Extract each line where the string "speck" shows up.

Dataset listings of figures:
┌──

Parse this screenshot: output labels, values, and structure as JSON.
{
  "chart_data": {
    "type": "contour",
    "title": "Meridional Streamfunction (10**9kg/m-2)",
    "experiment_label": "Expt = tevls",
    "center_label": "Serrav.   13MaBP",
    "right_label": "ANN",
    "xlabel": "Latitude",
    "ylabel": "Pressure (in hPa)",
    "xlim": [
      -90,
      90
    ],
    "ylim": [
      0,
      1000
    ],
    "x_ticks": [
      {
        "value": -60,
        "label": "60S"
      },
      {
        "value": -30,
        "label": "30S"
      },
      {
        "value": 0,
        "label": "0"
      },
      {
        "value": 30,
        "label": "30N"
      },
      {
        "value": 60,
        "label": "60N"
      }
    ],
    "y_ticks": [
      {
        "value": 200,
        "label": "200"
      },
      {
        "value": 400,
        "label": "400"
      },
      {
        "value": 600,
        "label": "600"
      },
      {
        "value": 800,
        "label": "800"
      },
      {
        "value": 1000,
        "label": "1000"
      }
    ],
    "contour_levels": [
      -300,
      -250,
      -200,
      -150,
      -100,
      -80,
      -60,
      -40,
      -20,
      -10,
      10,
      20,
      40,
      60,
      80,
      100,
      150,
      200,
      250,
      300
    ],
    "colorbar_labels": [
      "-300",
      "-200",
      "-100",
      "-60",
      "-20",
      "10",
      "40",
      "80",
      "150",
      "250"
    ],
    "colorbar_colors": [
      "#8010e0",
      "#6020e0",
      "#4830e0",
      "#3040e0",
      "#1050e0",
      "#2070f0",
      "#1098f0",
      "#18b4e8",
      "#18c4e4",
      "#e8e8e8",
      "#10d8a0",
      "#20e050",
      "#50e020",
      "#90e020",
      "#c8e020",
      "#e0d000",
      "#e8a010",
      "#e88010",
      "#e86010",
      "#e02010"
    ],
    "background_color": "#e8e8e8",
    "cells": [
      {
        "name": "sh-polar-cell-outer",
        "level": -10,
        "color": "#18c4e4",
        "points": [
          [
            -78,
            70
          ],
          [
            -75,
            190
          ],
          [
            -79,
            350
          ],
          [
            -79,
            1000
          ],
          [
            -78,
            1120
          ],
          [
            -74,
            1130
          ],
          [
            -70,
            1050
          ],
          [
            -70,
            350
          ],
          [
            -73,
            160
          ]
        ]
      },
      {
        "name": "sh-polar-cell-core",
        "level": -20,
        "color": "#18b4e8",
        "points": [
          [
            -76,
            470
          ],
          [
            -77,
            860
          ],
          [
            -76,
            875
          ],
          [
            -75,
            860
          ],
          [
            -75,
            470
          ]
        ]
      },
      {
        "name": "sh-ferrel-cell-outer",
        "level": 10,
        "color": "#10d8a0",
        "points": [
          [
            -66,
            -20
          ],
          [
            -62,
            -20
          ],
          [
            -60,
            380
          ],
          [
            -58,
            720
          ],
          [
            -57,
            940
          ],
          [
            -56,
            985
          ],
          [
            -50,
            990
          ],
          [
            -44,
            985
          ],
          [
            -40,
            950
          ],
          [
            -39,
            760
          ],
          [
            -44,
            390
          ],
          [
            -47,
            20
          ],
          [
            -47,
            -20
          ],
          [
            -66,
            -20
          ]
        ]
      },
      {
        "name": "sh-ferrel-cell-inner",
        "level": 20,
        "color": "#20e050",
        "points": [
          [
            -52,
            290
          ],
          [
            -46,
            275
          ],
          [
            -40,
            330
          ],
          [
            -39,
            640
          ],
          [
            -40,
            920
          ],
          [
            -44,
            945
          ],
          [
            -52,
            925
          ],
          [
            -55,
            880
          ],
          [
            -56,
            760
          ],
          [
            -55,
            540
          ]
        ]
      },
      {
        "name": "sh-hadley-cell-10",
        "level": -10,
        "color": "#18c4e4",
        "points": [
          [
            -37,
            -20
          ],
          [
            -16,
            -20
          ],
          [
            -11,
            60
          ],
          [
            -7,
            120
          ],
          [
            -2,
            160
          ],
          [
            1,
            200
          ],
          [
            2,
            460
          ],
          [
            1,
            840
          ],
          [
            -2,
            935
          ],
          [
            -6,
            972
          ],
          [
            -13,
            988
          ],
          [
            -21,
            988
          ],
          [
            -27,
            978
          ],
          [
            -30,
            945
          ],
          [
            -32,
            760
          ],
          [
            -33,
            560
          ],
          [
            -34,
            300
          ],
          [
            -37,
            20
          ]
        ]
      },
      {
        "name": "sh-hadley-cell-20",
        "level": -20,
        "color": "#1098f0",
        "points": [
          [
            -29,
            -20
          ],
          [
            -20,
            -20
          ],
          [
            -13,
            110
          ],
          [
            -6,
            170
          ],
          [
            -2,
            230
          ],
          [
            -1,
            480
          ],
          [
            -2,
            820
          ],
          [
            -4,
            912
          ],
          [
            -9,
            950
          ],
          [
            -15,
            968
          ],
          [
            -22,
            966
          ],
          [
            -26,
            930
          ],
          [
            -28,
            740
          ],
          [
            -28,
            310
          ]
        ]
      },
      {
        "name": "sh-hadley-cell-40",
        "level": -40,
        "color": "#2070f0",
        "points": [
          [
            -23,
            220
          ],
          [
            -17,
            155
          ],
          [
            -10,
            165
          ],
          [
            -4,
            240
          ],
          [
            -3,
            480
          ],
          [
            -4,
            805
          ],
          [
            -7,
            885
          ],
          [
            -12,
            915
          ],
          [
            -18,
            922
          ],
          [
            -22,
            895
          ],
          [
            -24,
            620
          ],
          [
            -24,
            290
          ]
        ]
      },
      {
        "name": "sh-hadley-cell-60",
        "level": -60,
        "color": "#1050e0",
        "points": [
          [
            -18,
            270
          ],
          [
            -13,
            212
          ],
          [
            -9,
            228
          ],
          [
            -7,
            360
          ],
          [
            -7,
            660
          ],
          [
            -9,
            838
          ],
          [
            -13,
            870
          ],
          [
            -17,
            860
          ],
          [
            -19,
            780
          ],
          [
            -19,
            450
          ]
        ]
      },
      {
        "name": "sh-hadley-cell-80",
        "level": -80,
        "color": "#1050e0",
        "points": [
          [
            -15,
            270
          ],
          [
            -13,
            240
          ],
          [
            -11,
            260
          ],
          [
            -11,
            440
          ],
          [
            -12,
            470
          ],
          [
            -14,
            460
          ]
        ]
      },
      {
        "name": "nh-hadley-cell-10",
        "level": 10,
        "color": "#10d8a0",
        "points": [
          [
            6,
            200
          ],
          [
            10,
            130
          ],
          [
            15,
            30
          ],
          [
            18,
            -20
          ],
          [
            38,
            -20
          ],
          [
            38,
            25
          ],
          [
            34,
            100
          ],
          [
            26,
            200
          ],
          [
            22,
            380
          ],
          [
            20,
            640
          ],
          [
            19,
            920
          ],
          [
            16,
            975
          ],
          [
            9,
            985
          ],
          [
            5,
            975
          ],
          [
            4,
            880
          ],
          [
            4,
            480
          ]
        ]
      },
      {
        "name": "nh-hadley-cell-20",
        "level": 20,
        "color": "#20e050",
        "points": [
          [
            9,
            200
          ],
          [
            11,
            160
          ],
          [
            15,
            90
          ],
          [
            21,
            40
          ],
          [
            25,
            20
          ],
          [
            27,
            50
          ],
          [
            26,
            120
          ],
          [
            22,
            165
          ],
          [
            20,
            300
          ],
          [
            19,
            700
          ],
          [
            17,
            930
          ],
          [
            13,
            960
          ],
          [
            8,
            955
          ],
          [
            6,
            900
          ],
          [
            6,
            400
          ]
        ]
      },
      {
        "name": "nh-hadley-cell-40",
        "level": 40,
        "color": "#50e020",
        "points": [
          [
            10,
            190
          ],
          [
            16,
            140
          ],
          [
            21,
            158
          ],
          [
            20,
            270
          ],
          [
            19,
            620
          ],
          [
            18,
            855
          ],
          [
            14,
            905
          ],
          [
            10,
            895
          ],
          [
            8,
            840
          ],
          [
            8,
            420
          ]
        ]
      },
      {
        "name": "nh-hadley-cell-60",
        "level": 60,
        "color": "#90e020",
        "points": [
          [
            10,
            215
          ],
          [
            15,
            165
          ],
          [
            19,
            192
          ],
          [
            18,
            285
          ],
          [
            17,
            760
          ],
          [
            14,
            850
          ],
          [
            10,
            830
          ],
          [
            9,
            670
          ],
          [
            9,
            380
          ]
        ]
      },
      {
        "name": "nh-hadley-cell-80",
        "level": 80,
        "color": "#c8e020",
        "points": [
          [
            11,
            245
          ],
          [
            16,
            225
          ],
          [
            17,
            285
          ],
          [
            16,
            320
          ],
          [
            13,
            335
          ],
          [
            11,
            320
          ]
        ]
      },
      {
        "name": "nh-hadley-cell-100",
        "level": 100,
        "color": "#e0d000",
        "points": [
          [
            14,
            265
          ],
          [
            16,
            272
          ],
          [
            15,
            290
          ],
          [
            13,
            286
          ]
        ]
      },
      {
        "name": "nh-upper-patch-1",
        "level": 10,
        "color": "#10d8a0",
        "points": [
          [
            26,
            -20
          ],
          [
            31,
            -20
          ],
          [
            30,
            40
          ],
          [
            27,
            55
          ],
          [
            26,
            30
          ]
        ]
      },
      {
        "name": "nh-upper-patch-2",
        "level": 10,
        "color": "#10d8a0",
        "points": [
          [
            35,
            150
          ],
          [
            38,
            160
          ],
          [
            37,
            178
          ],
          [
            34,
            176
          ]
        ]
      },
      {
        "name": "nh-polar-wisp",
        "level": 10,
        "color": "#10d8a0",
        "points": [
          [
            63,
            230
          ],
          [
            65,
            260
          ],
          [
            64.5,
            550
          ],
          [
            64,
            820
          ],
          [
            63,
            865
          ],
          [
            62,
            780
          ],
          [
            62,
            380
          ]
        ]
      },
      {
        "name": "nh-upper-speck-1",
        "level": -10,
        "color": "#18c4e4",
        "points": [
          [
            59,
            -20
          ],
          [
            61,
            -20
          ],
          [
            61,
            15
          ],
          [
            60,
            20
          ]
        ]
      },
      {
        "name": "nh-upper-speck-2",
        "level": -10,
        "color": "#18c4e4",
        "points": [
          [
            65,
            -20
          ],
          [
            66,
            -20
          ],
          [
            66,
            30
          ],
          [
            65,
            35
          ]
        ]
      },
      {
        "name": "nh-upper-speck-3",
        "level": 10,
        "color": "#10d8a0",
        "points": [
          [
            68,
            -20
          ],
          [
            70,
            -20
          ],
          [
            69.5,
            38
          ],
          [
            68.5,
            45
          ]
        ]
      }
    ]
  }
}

└──

_Complete output_.
        "name": "nh-upper-speck-1",
        "name": "nh-upper-speck-2",
        "name": "nh-upper-speck-3",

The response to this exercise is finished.